**Your assignment:**
For the entries below, report every line that includes the word "dengan".

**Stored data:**
━━━
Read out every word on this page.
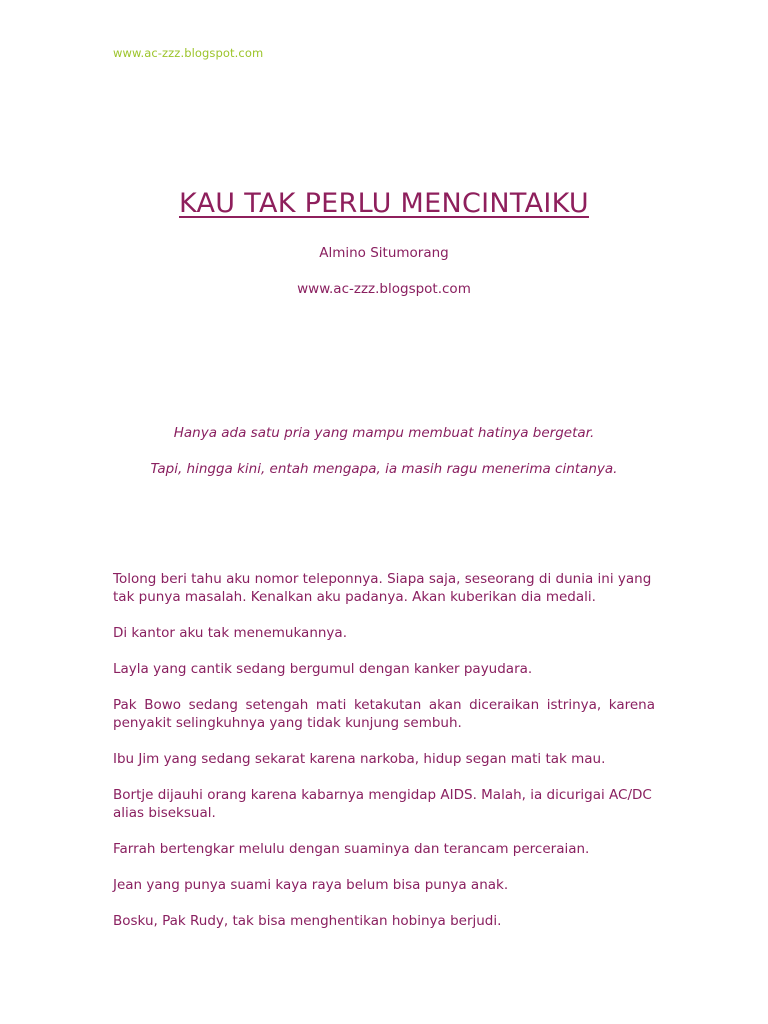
www.ac-zzz.blogspot.com
KAU TAK PERLU MENCINTAIKU
Almino Situmorang
www.ac-zzz.blogspot.com
Hanya ada satu pria yang mampu membuat hatinya bergetar.
Tapi, hingga kini, entah mengapa, ia masih ragu menerima cintanya.

Tolong beri tahu aku nomor teleponnya. Siapa saja, seseorang di dunia ini yang tak punya masalah. Kenalkan aku padanya. Akan kuberikan dia medali.

Di kantor aku tak menemukannya.

Layla yang cantik sedang bergumul dengan kanker payudara.

Pak Bowo sedang setengah mati ketakutan akan diceraikan istrinya, karena penyakit selingkuhnya yang tidak kunjung sembuh.

Ibu Jim yang sedang sekarat karena narkoba, hidup segan mati tak mau.

Bortje dijauhi orang karena kabarnya mengidap AIDS. Malah, ia dicurigai AC/DC alias biseksual.

Farrah bertengkar melulu dengan suaminya dan terancam perceraian.

Jean yang punya suami kaya raya belum bisa punya anak.

Bosku, Pak Rudy, tak bisa menghentikan hobinya berjudi.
━━━
**Written response:**
Layla yang cantik sedang bergumul dengan kanker payudara.
Farrah bertengkar melulu dengan suaminya dan terancam perceraian.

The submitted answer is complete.